• _ENTRIES SHOWN_:
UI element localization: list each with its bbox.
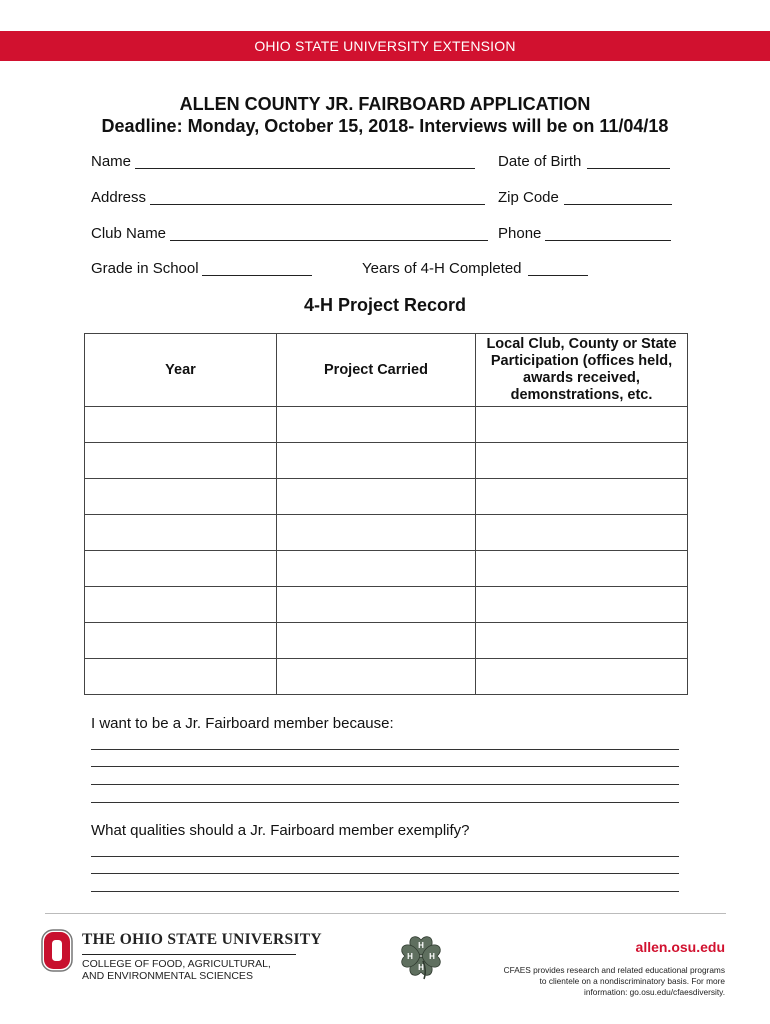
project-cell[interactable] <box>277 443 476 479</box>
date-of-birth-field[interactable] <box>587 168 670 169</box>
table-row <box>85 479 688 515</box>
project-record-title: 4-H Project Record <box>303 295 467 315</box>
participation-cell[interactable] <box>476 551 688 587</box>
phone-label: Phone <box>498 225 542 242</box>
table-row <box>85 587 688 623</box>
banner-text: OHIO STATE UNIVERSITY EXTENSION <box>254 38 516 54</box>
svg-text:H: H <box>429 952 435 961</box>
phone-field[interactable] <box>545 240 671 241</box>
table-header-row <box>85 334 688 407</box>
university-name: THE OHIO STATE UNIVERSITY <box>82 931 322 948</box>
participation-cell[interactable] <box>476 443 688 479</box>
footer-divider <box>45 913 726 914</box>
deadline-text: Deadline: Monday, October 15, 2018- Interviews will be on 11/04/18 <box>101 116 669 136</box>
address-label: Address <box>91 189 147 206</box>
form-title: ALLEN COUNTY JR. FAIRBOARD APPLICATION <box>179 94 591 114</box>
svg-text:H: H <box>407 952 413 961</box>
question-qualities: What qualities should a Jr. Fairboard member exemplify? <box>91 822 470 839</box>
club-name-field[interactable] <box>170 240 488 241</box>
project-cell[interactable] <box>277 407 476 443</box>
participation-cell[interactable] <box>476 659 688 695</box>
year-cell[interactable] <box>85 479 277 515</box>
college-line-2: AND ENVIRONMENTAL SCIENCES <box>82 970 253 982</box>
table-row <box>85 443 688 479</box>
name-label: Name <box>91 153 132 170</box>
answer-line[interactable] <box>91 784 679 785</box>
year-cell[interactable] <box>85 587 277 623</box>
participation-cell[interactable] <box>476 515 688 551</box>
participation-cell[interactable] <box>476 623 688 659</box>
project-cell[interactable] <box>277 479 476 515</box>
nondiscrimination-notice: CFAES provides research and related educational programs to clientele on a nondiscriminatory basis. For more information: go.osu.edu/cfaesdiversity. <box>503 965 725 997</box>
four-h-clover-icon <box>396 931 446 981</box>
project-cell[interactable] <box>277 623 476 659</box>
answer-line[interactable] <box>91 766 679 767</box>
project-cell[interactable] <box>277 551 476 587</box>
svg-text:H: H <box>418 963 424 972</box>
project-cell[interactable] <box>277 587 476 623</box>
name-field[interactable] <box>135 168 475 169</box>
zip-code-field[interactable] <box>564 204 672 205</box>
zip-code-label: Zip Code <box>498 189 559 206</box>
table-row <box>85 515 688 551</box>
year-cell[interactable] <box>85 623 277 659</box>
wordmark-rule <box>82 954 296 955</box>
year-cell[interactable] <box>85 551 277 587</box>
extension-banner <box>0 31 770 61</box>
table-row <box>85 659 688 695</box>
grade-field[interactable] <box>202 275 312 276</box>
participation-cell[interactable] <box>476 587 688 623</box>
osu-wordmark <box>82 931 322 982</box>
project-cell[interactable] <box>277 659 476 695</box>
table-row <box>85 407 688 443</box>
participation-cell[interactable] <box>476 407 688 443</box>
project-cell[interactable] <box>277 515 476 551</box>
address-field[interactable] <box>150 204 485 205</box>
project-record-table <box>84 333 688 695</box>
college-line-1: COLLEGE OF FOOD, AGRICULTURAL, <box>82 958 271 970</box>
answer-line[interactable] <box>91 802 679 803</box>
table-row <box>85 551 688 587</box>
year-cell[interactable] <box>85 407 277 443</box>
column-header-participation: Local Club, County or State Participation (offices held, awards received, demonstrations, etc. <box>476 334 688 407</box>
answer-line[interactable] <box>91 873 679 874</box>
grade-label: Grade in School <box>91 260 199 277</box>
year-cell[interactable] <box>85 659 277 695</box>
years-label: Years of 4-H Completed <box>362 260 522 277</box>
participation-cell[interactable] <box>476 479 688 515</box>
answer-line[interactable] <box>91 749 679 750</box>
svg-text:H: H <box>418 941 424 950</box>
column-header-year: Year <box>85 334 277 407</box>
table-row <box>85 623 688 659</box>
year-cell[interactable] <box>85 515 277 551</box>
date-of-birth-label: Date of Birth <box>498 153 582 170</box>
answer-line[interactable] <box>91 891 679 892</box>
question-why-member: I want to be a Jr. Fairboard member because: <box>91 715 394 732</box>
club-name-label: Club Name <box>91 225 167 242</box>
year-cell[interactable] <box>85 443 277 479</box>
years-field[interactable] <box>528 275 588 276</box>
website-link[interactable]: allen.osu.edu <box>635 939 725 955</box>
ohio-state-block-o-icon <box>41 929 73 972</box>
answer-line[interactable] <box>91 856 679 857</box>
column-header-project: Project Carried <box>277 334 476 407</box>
...
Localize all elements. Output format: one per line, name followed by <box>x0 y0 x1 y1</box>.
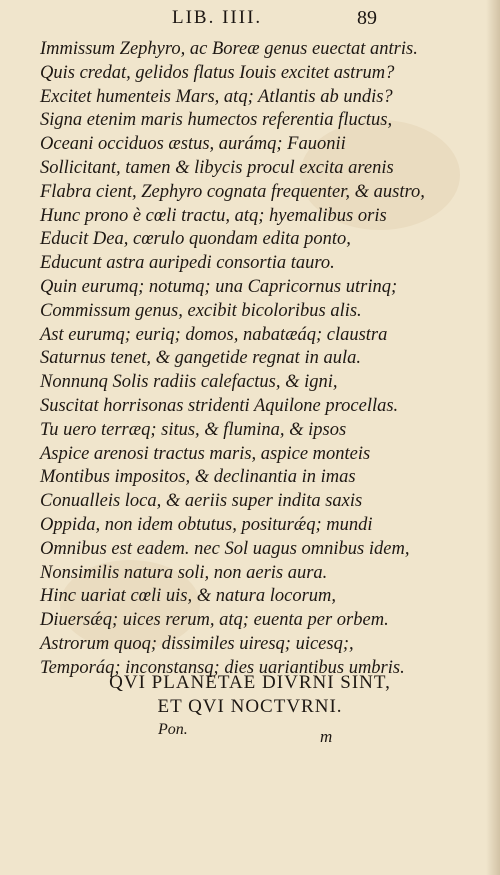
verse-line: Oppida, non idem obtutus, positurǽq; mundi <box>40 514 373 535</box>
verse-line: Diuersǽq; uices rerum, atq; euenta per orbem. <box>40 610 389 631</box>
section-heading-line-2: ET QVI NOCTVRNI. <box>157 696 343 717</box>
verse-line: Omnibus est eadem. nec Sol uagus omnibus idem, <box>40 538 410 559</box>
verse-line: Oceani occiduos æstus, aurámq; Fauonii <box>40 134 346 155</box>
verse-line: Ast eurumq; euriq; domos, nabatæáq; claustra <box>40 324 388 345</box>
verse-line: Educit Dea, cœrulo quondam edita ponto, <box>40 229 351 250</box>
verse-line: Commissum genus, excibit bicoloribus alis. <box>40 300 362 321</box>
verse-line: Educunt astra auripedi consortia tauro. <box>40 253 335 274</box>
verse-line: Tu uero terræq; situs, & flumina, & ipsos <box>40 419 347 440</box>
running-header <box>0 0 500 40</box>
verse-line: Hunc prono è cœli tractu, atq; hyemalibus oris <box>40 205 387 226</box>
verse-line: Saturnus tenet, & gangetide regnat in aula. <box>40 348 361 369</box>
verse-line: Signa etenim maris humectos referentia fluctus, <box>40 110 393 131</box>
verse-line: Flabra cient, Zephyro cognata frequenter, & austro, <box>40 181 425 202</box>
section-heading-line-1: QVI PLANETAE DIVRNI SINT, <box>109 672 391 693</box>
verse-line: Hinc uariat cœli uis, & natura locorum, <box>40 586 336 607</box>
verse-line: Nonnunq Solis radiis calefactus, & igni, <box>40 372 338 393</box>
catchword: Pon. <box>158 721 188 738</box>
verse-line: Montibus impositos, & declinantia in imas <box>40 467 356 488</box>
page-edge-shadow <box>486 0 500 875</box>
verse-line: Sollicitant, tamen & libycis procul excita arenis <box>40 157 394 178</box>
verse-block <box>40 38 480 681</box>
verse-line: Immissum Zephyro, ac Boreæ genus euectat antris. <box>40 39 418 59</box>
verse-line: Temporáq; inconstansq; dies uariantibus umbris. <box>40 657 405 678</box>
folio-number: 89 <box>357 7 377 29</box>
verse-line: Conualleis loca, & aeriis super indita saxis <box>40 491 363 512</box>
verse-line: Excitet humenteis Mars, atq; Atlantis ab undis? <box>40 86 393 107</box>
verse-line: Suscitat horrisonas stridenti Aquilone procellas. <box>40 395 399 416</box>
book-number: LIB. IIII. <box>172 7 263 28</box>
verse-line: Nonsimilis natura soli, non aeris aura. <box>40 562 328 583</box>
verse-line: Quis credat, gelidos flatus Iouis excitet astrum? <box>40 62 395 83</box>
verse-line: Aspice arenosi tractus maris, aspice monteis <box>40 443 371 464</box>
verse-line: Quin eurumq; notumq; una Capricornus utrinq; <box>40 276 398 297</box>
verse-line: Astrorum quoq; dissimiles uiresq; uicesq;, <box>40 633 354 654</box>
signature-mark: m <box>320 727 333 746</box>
==
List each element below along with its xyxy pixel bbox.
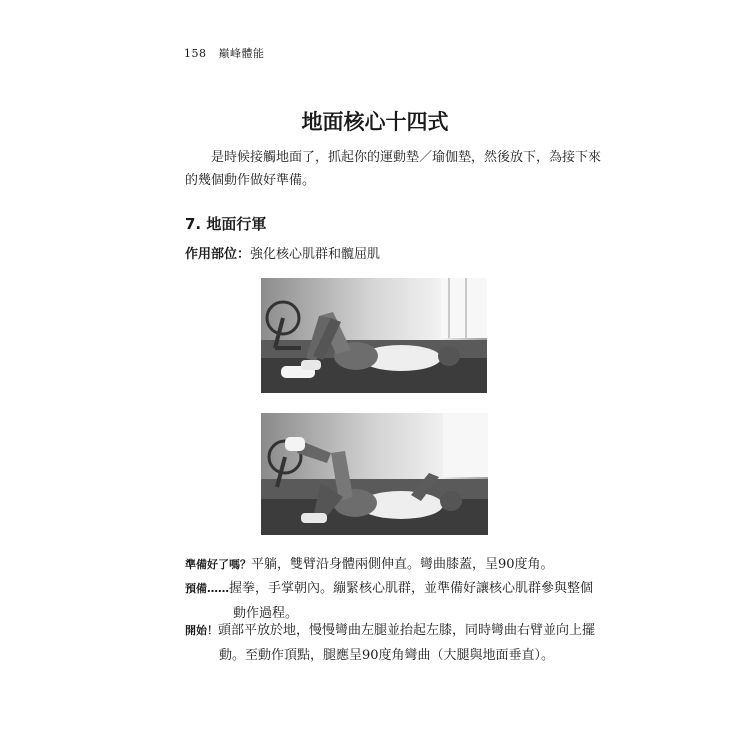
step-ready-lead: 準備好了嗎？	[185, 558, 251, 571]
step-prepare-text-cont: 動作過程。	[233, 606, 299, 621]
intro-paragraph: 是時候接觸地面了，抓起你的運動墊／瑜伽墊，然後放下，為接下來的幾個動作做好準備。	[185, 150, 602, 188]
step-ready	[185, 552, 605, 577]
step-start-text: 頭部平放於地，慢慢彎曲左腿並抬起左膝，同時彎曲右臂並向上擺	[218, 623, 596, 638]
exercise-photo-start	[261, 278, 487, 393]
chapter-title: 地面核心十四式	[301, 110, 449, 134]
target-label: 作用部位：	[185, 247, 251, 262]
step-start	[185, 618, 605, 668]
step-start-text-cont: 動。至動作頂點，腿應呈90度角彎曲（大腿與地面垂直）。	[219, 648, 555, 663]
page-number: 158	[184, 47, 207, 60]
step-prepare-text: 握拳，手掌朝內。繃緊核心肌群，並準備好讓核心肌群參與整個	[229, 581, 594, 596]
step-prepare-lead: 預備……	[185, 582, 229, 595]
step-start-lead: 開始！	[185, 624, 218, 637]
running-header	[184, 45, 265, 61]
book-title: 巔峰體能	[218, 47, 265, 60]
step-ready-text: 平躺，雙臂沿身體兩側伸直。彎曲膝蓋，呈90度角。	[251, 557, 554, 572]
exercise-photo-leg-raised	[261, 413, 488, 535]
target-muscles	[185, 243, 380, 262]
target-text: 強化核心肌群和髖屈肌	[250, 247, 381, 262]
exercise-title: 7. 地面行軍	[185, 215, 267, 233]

• _DESCRIPTION OF THE TASK_:
Return the part of the material above that starts at the line containing "project-cell[interactable] <box>277 443" and ends at the line containing "project-record-title: 4-H Project", both lines included, as a JSON list of strings with one string per line and no blank lines.

• _TASK SOLUTION_:
[
  "project-cell[interactable] <box>277 443 476 479</box>",
  "date-of-birth-field[interactable] <box>587 168 670 169</box>",
  "table-row <box>85 479 688 515</box>",
  "project-record-title: 4-H Project Record <box>303 295 467 315</box>"
]